◆ **Records shown**:
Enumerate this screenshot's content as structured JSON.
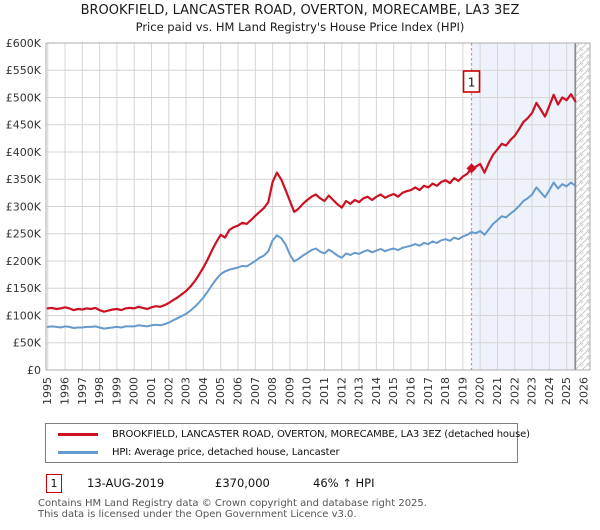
{
  "page": {
    "title_line1": "BROOKFIELD, LANCASTER ROAD, OVERTON, MORECAMBE, LA3 3EZ",
    "title_line2": "Price paid vs. HM Land Registry's House Price Index (HPI)"
  },
  "chart_data": {
    "type": "line",
    "title": "BROOKFIELD, LANCASTER ROAD, OVERTON, MORECAMBE, LA3 3EZ",
    "subtitle": "Price paid vs. HM Land Registry's House Price Index (HPI)",
    "legend_position": "bottom",
    "grid": true,
    "x_axis": {
      "range": [
        1994.9,
        2026.35
      ],
      "tick_years": [
        1995,
        1996,
        1997,
        1998,
        1999,
        2000,
        2001,
        2002,
        2003,
        2004,
        2005,
        2006,
        2007,
        2008,
        2009,
        2010,
        2011,
        2012,
        2013,
        2014,
        2015,
        2016,
        2017,
        2018,
        2019,
        2020,
        2021,
        2022,
        2023,
        2024,
        2025,
        2026
      ]
    },
    "y_axis": {
      "unit": "GBP thousands",
      "range_k": [
        0,
        600
      ],
      "tick_values_k": [
        0,
        50,
        100,
        150,
        200,
        250,
        300,
        350,
        400,
        450,
        500,
        550,
        600
      ],
      "tick_labels": [
        "£0",
        "£50K",
        "£100K",
        "£150K",
        "£200K",
        "£250K",
        "£300K",
        "£350K",
        "£400K",
        "£450K",
        "£500K",
        "£550K",
        "£600K"
      ]
    },
    "series": [
      {
        "name": "BROOKFIELD, LANCASTER ROAD, OVERTON, MORECAMBE, LA3 3EZ (detached house)",
        "color": "#cc1122",
        "start_year": 1995,
        "step_years": 0.25,
        "values_k": [
          113,
          114,
          112,
          113,
          115,
          113,
          110,
          112,
          111,
          113,
          112,
          114,
          110,
          107,
          109,
          111,
          112,
          110,
          113,
          114,
          113,
          116,
          114,
          112,
          115,
          117,
          116,
          119,
          123,
          128,
          133,
          139,
          145,
          153,
          163,
          175,
          188,
          203,
          220,
          235,
          248,
          243,
          257,
          262,
          265,
          270,
          268,
          275,
          283,
          290,
          297,
          308,
          345,
          362,
          350,
          330,
          310,
          290,
          296,
          305,
          312,
          318,
          322,
          315,
          310,
          320,
          312,
          304,
          298,
          310,
          305,
          312,
          308,
          315,
          318,
          312,
          318,
          322,
          316,
          320,
          323,
          318,
          325,
          328,
          330,
          335,
          330,
          338,
          335,
          342,
          338,
          345,
          348,
          343,
          352,
          347,
          355,
          360,
          370,
          373,
          378,
          362,
          380,
          395,
          405,
          415,
          412,
          422,
          430,
          442,
          455,
          462,
          472,
          490,
          478,
          465,
          485,
          505,
          487,
          500,
          495,
          506,
          493
        ]
      },
      {
        "name": "HPI: Average price, detached house, Lancaster",
        "color": "#6699cc",
        "start_year": 1995,
        "step_years": 0.25,
        "values_k": [
          79,
          80,
          79,
          78,
          80,
          79,
          77,
          78,
          78,
          79,
          79,
          80,
          78,
          76,
          77,
          78,
          79,
          78,
          80,
          80,
          80,
          82,
          81,
          80,
          82,
          83,
          82,
          84,
          87,
          91,
          95,
          99,
          103,
          109,
          116,
          124,
          133,
          144,
          156,
          167,
          176,
          181,
          184,
          186,
          188,
          191,
          190,
          195,
          200,
          206,
          210,
          218,
          238,
          247,
          242,
          230,
          212,
          199,
          204,
          210,
          215,
          220,
          223,
          217,
          214,
          221,
          216,
          210,
          206,
          214,
          211,
          215,
          213,
          217,
          220,
          216,
          219,
          222,
          218,
          221,
          223,
          220,
          224,
          226,
          228,
          231,
          228,
          233,
          231,
          236,
          233,
          238,
          240,
          237,
          243,
          240,
          245,
          248,
          253,
          251,
          255,
          248,
          258,
          268,
          275,
          282,
          280,
          287,
          293,
          301,
          310,
          315,
          322,
          335,
          326,
          317,
          330,
          344,
          333,
          341,
          337,
          344,
          338
        ]
      }
    ],
    "sale_marker": {
      "label": "1",
      "year": 2019.5,
      "value_k": 370
    },
    "shaded_region_from_year": 2019.5,
    "hatch_region_from_year": 2025.5,
    "colors": {
      "dashed_line": "#ef8080",
      "shaded_region": "#eef2fa",
      "hatch_stroke": "#c9c9c9",
      "grid": "#d6d6d6",
      "plot_border": "#adadad",
      "annotation_border": "#cc0000"
    }
  },
  "transactions": [
    {
      "number": "1",
      "date": "13-AUG-2019",
      "price": "£370,000",
      "vs_hpi": "46% ↑ HPI"
    }
  ],
  "footer": {
    "line1": "Contains HM Land Registry data © Crown copyright and database right 2025.",
    "line2": "This data is licensed under the Open Government Licence v3.0."
  }
}
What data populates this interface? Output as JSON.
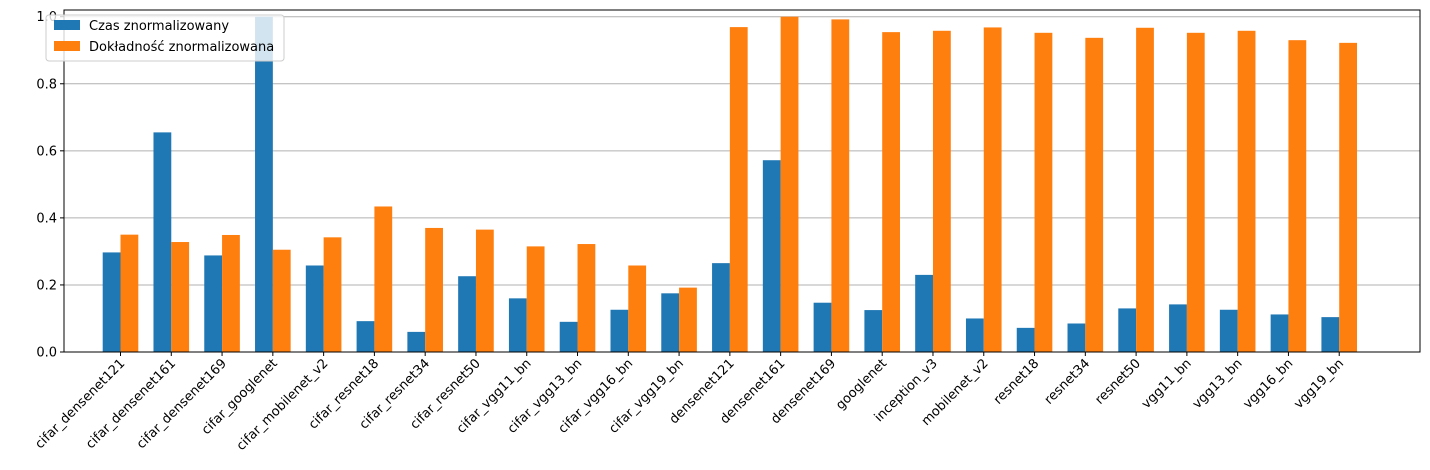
{
  "chart_data": {
    "type": "bar",
    "title": "",
    "xlabel": "",
    "ylabel": "",
    "ylim": [
      0,
      1.02
    ],
    "yticks": [
      "0.0",
      "0.2",
      "0.4",
      "0.6",
      "0.8",
      "1.0"
    ],
    "grid": "horizontal",
    "legend_position": "top-left",
    "categories": [
      "cifar_densenet121",
      "cifar_densenet161",
      "cifar_densenet169",
      "cifar_googlenet",
      "cifar_mobilenet_v2",
      "cifar_resnet18",
      "cifar_resnet34",
      "cifar_resnet50",
      "cifar_vgg11_bn",
      "cifar_vgg13_bn",
      "cifar_vgg16_bn",
      "cifar_vgg19_bn",
      "densenet121",
      "densenet161",
      "densenet169",
      "googlenet",
      "inception_v3",
      "mobilenet_v2",
      "resnet18",
      "resnet34",
      "resnet50",
      "vgg11_bn",
      "vgg13_bn",
      "vgg16_bn",
      "vgg19_bn"
    ],
    "series": [
      {
        "name": "Czas znormalizowany",
        "color": "#1f77b4",
        "values": [
          0.297,
          0.655,
          0.288,
          1.0,
          0.258,
          0.092,
          0.06,
          0.226,
          0.16,
          0.09,
          0.126,
          0.175,
          0.265,
          0.572,
          0.147,
          0.125,
          0.23,
          0.1,
          0.072,
          0.085,
          0.13,
          0.142,
          0.126,
          0.112,
          0.104
        ]
      },
      {
        "name": "Dokładność znormalizowana",
        "color": "#ff7f0e",
        "values": [
          0.35,
          0.328,
          0.349,
          0.305,
          0.342,
          0.434,
          0.37,
          0.365,
          0.315,
          0.322,
          0.258,
          0.192,
          0.969,
          1.0,
          0.992,
          0.954,
          0.958,
          0.968,
          0.952,
          0.937,
          0.967,
          0.952,
          0.958,
          0.93,
          0.922
        ]
      }
    ]
  }
}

◆ **Task directions**: Would you return the data exactly as written, without the pictures?

◆ **Full output**:
Enumerate this screenshot's content as structured JSON.
{
  "page": {
    "title_line1": "BROOKFIELD, LANCASTER ROAD, OVERTON, MORECAMBE, LA3 3EZ",
    "title_line2": "Price paid vs. HM Land Registry's House Price Index (HPI)"
  },
  "chart_data": {
    "type": "line",
    "title": "BROOKFIELD, LANCASTER ROAD, OVERTON, MORECAMBE, LA3 3EZ",
    "subtitle": "Price paid vs. HM Land Registry's House Price Index (HPI)",
    "legend_position": "bottom",
    "grid": true,
    "x_axis": {
      "range": [
        1994.9,
        2026.35
      ],
      "tick_years": [
        1995,
        1996,
        1997,
        1998,
        1999,
        2000,
        2001,
        2002,
        2003,
        2004,
        2005,
        2006,
        2007,
        2008,
        2009,
        2010,
        2011,
        2012,
        2013,
        2014,
        2015,
        2016,
        2017,
        2018,
        2019,
        2020,
        2021,
        2022,
        2023,
        2024,
        2025,
        2026
      ]
    },
    "y_axis": {
      "unit": "GBP thousands",
      "range_k": [
        0,
        600
      ],
      "tick_values_k": [
        0,
        50,
        100,
        150,
        200,
        250,
        300,
        350,
        400,
        450,
        500,
        550,
        600
      ],
      "tick_labels": [
        "£0",
        "£50K",
        "£100K",
        "£150K",
        "£200K",
        "£250K",
        "£300K",
        "£350K",
        "£400K",
        "£450K",
        "£500K",
        "£550K",
        "£600K"
      ]
    },
    "series": [
      {
        "name": "BROOKFIELD, LANCASTER ROAD, OVERTON, MORECAMBE, LA3 3EZ (detached house)",
        "color": "#cc1122",
        "start_year": 1995,
        "step_years": 0.25,
        "values_k": [
          113,
          114,
          112,
          113,
          115,
          113,
          110,
          112,
          111,
          113,
          112,
          114,
          110,
          107,
          109,
          111,
          112,
          110,
          113,
          114,
          113,
          116,
          114,
          112,
          115,
          117,
          116,
          119,
          123,
          128,
          133,
          139,
          145,
          153,
          163,
          175,
          188,
          203,
          220,
          235,
          248,
          243,
          257,
          262,
          265,
          270,
          268,
          275,
          283,
          290,
          297,
          308,
          345,
          362,
          350,
          330,
          310,
          290,
          296,
          305,
          312,
          318,
          322,
          315,
          310,
          320,
          312,
          304,
          298,
          310,
          305,
          312,
          308,
          315,
          318,
          312,
          318,
          322,
          316,
          320,
          323,
          318,
          325,
          328,
          330,
          335,
          330,
          338,
          335,
          342,
          338,
          345,
          348,
          343,
          352,
          347,
          355,
          360,
          370,
          373,
          378,
          362,
          380,
          395,
          405,
          415,
          412,
          422,
          430,
          442,
          455,
          462,
          472,
          490,
          478,
          465,
          485,
          505,
          487,
          500,
          495,
          506,
          493
        ]
      },
      {
        "name": "HPI: Average price, detached house, Lancaster",
        "color": "#6699cc",
        "start_year": 1995,
        "step_years": 0.25,
        "values_k": [
          79,
          80,
          79,
          78,
          80,
          79,
          77,
          78,
          78,
          79,
          79,
          80,
          78,
          76,
          77,
          78,
          79,
          78,
          80,
          80,
          80,
          82,
          81,
          80,
          82,
          83,
          82,
          84,
          87,
          91,
          95,
          99,
          103,
          109,
          116,
          124,
          133,
          144,
          156,
          167,
          176,
          181,
          184,
          186,
          188,
          191,
          190,
          195,
          200,
          206,
          210,
          218,
          238,
          247,
          242,
          230,
          212,
          199,
          204,
          210,
          215,
          220,
          223,
          217,
          214,
          221,
          216,
          210,
          206,
          214,
          211,
          215,
          213,
          217,
          220,
          216,
          219,
          222,
          218,
          221,
          223,
          220,
          224,
          226,
          228,
          231,
          228,
          233,
          231,
          236,
          233,
          238,
          240,
          237,
          243,
          240,
          245,
          248,
          253,
          251,
          255,
          248,
          258,
          268,
          275,
          282,
          280,
          287,
          293,
          301,
          310,
          315,
          322,
          335,
          326,
          317,
          330,
          344,
          333,
          341,
          337,
          344,
          338
        ]
      }
    ],
    "sale_marker": {
      "label": "1",
      "year": 2019.5,
      "value_k": 370
    },
    "shaded_region_from_year": 2019.5,
    "hatch_region_from_year": 2025.5,
    "colors": {
      "dashed_line": "#ef8080",
      "shaded_region": "#eef2fa",
      "hatch_stroke": "#c9c9c9",
      "grid": "#d6d6d6",
      "plot_border": "#adadad",
      "annotation_border": "#cc0000"
    }
  },
  "transactions": [
    {
      "number": "1",
      "date": "13-AUG-2019",
      "price": "£370,000",
      "vs_hpi": "46% ↑ HPI"
    }
  ],
  "footer": {
    "line1": "Contains HM Land Registry data © Crown copyright and database right 2025.",
    "line2": "This data is licensed under the Open Government Licence v3.0."
  }
}
What data populates this interface? Output as JSON.
{
  "chart_data": {
    "type": "bar",
    "title": "",
    "xlabel": "",
    "ylabel": "",
    "ylim": [
      0,
      1.02
    ],
    "yticks": [
      "0.0",
      "0.2",
      "0.4",
      "0.6",
      "0.8",
      "1.0"
    ],
    "grid": "horizontal",
    "legend_position": "top-left",
    "categories": [
      "cifar_densenet121",
      "cifar_densenet161",
      "cifar_densenet169",
      "cifar_googlenet",
      "cifar_mobilenet_v2",
      "cifar_resnet18",
      "cifar_resnet34",
      "cifar_resnet50",
      "cifar_vgg11_bn",
      "cifar_vgg13_bn",
      "cifar_vgg16_bn",
      "cifar_vgg19_bn",
      "densenet121",
      "densenet161",
      "densenet169",
      "googlenet",
      "inception_v3",
      "mobilenet_v2",
      "resnet18",
      "resnet34",
      "resnet50",
      "vgg11_bn",
      "vgg13_bn",
      "vgg16_bn",
      "vgg19_bn"
    ],
    "series": [
      {
        "name": "Czas znormalizowany",
        "color": "#1f77b4",
        "values": [
          0.297,
          0.655,
          0.288,
          1.0,
          0.258,
          0.092,
          0.06,
          0.226,
          0.16,
          0.09,
          0.126,
          0.175,
          0.265,
          0.572,
          0.147,
          0.125,
          0.23,
          0.1,
          0.072,
          0.085,
          0.13,
          0.142,
          0.126,
          0.112,
          0.104
        ]
      },
      {
        "name": "Dokładność znormalizowana",
        "color": "#ff7f0e",
        "values": [
          0.35,
          0.328,
          0.349,
          0.305,
          0.342,
          0.434,
          0.37,
          0.365,
          0.315,
          0.322,
          0.258,
          0.192,
          0.969,
          1.0,
          0.992,
          0.954,
          0.958,
          0.968,
          0.952,
          0.937,
          0.967,
          0.952,
          0.958,
          0.93,
          0.922
        ]
      }
    ]
  }
}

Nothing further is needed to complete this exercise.